[start of Recorded data]
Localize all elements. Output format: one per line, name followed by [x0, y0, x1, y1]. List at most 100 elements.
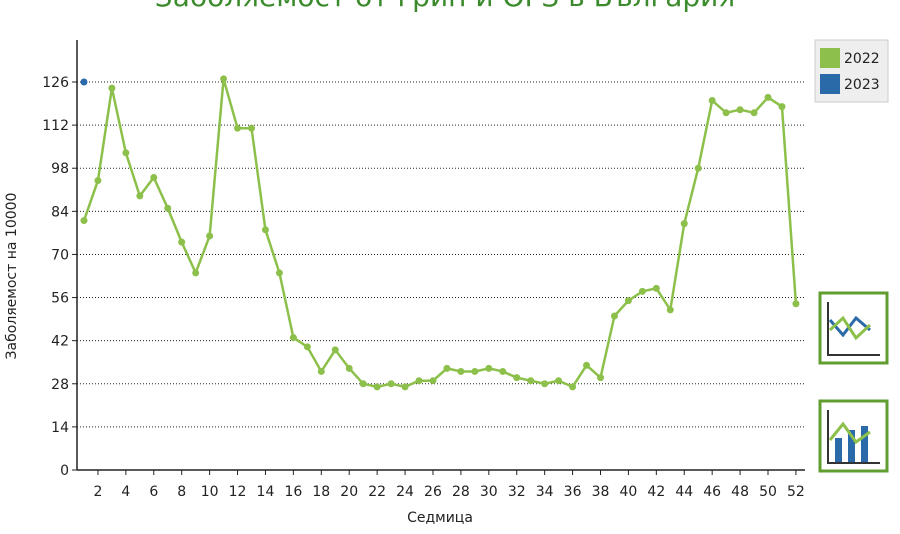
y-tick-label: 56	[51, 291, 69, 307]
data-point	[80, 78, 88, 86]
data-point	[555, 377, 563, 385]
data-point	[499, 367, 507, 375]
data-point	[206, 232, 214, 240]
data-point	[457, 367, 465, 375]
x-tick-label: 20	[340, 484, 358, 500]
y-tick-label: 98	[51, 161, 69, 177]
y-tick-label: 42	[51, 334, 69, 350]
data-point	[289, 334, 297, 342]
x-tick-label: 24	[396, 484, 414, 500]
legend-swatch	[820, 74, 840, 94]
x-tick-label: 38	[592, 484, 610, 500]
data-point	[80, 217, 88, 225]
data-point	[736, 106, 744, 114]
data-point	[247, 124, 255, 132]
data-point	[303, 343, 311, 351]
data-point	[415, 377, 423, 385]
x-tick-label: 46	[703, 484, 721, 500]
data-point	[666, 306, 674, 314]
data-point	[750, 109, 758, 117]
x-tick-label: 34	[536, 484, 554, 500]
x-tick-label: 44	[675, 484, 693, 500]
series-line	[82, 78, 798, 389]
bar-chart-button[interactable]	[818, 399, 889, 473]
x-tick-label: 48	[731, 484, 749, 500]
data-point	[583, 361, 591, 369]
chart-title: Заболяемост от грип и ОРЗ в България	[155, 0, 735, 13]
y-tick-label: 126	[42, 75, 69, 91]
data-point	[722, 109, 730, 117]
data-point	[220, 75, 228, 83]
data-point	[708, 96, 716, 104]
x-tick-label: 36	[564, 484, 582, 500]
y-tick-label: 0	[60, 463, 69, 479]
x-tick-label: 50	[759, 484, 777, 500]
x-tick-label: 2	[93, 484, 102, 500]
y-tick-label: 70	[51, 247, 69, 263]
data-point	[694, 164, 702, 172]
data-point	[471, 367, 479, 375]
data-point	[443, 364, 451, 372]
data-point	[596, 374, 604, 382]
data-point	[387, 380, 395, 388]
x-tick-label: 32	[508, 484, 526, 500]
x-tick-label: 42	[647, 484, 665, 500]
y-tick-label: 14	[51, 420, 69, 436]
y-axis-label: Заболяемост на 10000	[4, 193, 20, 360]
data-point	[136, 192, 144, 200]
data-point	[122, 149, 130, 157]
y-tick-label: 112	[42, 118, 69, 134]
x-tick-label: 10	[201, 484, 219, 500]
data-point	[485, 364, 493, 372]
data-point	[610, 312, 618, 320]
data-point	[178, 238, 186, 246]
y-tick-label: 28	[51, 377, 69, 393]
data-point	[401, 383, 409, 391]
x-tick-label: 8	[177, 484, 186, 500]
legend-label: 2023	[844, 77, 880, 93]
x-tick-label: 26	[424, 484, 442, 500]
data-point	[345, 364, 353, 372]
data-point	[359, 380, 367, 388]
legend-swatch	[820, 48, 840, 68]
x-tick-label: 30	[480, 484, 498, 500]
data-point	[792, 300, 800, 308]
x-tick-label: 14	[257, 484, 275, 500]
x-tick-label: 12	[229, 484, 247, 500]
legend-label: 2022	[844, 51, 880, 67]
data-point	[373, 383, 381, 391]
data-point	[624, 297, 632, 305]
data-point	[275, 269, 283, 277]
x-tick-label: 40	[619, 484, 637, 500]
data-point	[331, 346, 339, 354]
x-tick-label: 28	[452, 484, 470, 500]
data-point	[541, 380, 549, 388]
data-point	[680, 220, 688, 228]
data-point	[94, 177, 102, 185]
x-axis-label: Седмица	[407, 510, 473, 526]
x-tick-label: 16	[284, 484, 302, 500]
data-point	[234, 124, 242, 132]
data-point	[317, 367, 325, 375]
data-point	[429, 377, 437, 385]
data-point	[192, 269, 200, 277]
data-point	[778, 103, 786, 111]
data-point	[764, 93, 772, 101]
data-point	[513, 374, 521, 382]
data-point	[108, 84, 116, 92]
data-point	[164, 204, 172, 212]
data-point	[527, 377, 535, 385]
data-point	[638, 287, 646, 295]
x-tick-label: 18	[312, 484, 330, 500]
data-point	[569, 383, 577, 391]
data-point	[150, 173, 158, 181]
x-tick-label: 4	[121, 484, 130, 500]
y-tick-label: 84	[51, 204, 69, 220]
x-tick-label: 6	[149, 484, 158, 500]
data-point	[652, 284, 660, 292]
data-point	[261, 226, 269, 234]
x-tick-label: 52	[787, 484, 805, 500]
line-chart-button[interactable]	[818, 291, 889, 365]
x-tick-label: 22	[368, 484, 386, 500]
[end of Recorded data]
** What is needed **
Please echo, unchanged, the lines of the records above from the line with "291, 69, 307]" to the line with "484, 721, 500]", both included. Output only those lines.

** In response **
y-tick-label: 56	[51, 291, 69, 307]
data-point	[80, 78, 88, 86]
data-point	[555, 377, 563, 385]
data-point	[499, 367, 507, 375]
data-point	[206, 232, 214, 240]
data-point	[457, 367, 465, 375]
x-tick-label: 20	[340, 484, 358, 500]
y-tick-label: 98	[51, 161, 69, 177]
y-tick-label: 42	[51, 334, 69, 350]
data-point	[289, 334, 297, 342]
x-tick-label: 24	[396, 484, 414, 500]
legend-swatch	[820, 74, 840, 94]
x-tick-label: 38	[592, 484, 610, 500]
data-point	[80, 217, 88, 225]
data-point	[736, 106, 744, 114]
data-point	[247, 124, 255, 132]
data-point	[303, 343, 311, 351]
data-point	[415, 377, 423, 385]
x-tick-label: 46	[703, 484, 721, 500]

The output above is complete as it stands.